Task prompt:
Examine the entries below, count the lines holding the string "singt", and respond with the number only.

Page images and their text
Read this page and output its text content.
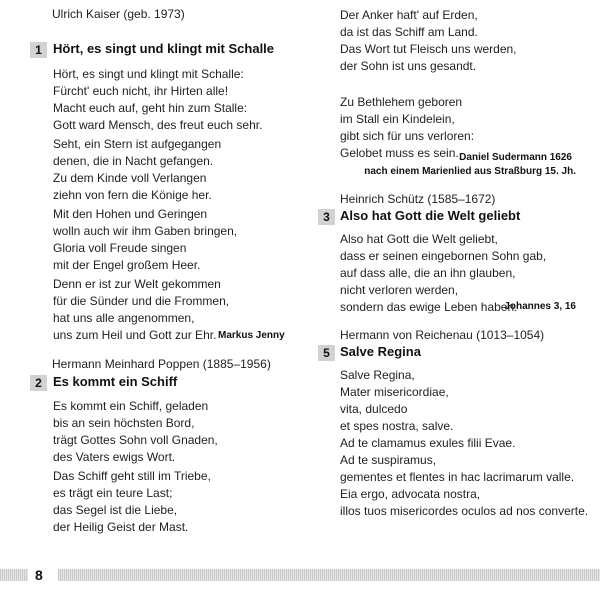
Ulrich Kaiser (geb. 1973)
1 Hört, es singt und klingt mit Schalle
Hört, es singt und klingt mit Schalle:
Fürcht' euch nicht, ihr Hirten alle!
Macht euch auf, geht hin zum Stalle:
Gott ward Mensch, des freut euch sehr.
Seht, ein Stern ist aufgegangen
denen, die in Nacht gefangen.
Zu dem Kinde voll Verlangen
ziehn von fern die Könige her.
Mit den Hohen und Geringen
wolln auch wir ihm Gaben bringen,
Gloria voll Freude singen
mit der Engel großem Heer.
Denn er ist zur Welt gekommen
für die Sünder und die Frommen,
hat uns alle angenommen,
uns zum Heil und Gott zur Ehr. Markus Jenny
Hermann Meinhard Poppen (1885–1956)
2 Es kommt ein Schiff
Es kommt ein Schiff, geladen
bis an sein höchsten Bord,
trägt Gottes Sohn voll Gnaden,
des Vaters ewigs Wort.
Das Schiff geht still im Triebe,
es trägt ein teure Last;
das Segel ist die Liebe,
der Heilig Geist der Mast.
Der Anker haft' auf Erden,
da ist das Schiff am Land.
Das Wort tut Fleisch uns werden,
der Sohn ist uns gesandt.
Zu Bethlehem geboren
im Stall ein Kindelein,
gibt sich für uns verloren:
Gelobet muss es sein. Daniel Sudermann 1626
nach einem Marienlied aus Straßburg 15. Jh.
Heinrich Schütz (1585–1672)
3 Also hat Gott die Welt geliebt
Also hat Gott die Welt geliebt,
dass er seinen eingebornen Sohn gab,
auf dass alle, die an ihn glauben,
nicht verloren werden,
sondern das ewige Leben haben.
Johannes 3, 16
Hermann von Reichenau (1013–1054)
5 Salve Regina
Salve Regina,
Mater misericordiae,
vita, dulcedo
et spes nostra, salve.
Ad te clamamus exules filii Evae.
Ad te suspiramus,
gementes et flentes in hac lacrimarum valle.
Eia ergo, advocata nostra,
illos tuos misericordes oculos ad nos converte.
8
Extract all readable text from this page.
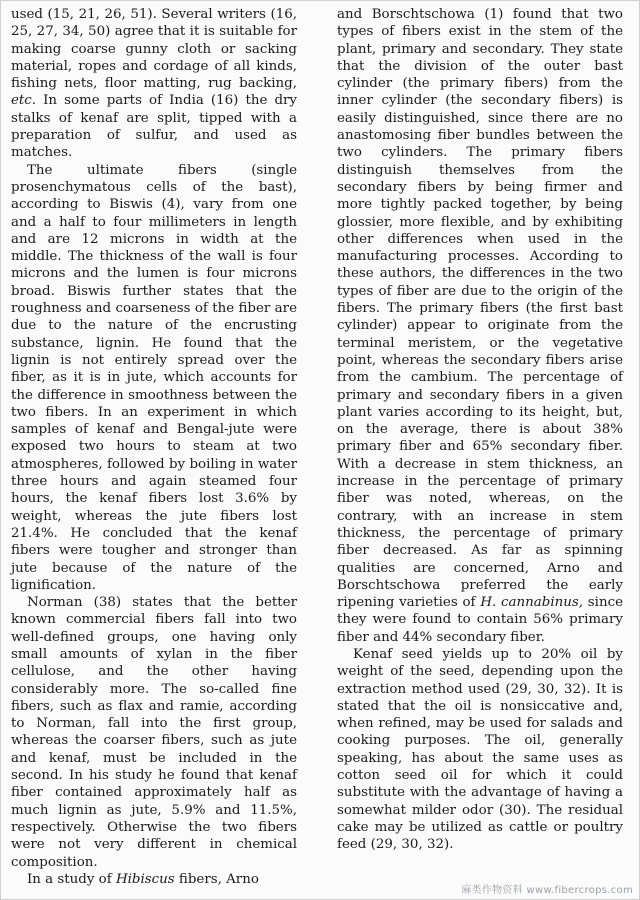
used (15, 21, 26, 51). Several writers (16, 25, 27, 34, 50) agree that it is suitable for making coarse gunny cloth or sacking material, ropes and cordage of all kinds, fishing nets, floor matting, rug backing, etc. In some parts of India (16) the dry stalks of kenaf are split, tipped with a preparation of sulfur, and used as matches.

The ultimate fibers (single prosenchymatous cells of the bast), according to Biswis (4), vary from one and a half to four millimeters in length and are 12 microns in width at the middle. The thickness of the wall is four microns and the lumen is four microns broad. Biswis further states that the roughness and coarseness of the fiber are due to the nature of the encrusting substance, lignin. He found that the lignin is not entirely spread over the fiber, as it is in jute, which accounts for the difference in smoothness between the two fibers. In an experiment in which samples of kenaf and Bengal-jute were exposed two hours to steam at two atmospheres, followed by boiling in water three hours and again steamed four hours, the kenaf fibers lost 3.6% by weight, whereas the jute fibers lost 21.4%. He concluded that the kenaf fibers were tougher and stronger than jute because of the nature of the lignification.

Norman (38) states that the better known commercial fibers fall into two well-defined groups, one having only small amounts of xylan in the fiber cellulose, and the other having considerably more. The so-called fine fibers, such as flax and ramie, according to Norman, fall into the first group, whereas the coarser fibers, such as jute and kenaf, must be included in the second. In his study he found that kenaf fiber contained approximately half as much lignin as jute, 5.9% and 11.5%, respectively. Otherwise the two fibers were not very different in chemical composition.

In a study of Hibiscus fibers, Arno

and Borschtschowa (1) found that two types of fibers exist in the stem of the plant, primary and secondary. They state that the division of the outer bast cylinder (the primary fibers) from the inner cylinder (the secondary fibers) is easily distinguished, since there are no anastomosing fiber bundles between the two cylinders. The primary fibers distinguish themselves from the secondary fibers by being firmer and more tightly packed together, by being glossier, more flexible, and by exhibiting other differences when used in the manufacturing processes. According to these authors, the differences in the two types of fiber are due to the origin of the fibers. The primary fibers (the first bast cylinder) appear to originate from the terminal meristem, or the vegetative point, whereas the secondary fibers arise from the cambium. The percentage of primary and secondary fibers in a given plant varies according to its height, but, on the average, there is about 38% primary fiber and 65% secondary fiber. With a decrease in stem thickness, an increase in the percentage of primary fiber was noted, whereas, on the contrary, with an increase in stem thickness, the percentage of primary fiber decreased. As far as spinning qualities are concerned, Arno and Borschtschowa preferred the early ripening varieties of H. cannabinus, since they were found to contain 56% primary fiber and 44% secondary fiber.

Kenaf seed yields up to 20% oil by weight of the seed, depending upon the extraction method used (29, 30, 32). It is stated that the oil is nonsiccative and, when refined, may be used for salads and cooking purposes. The oil, generally speaking, has about the same uses as cotton seed oil for which it could substitute with the advantage of having a somewhat milder odor (30). The residual cake may be utilized as cattle or poultry feed (29, 30, 32).

麻类作物资料 www.fibercrops.com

Output:
2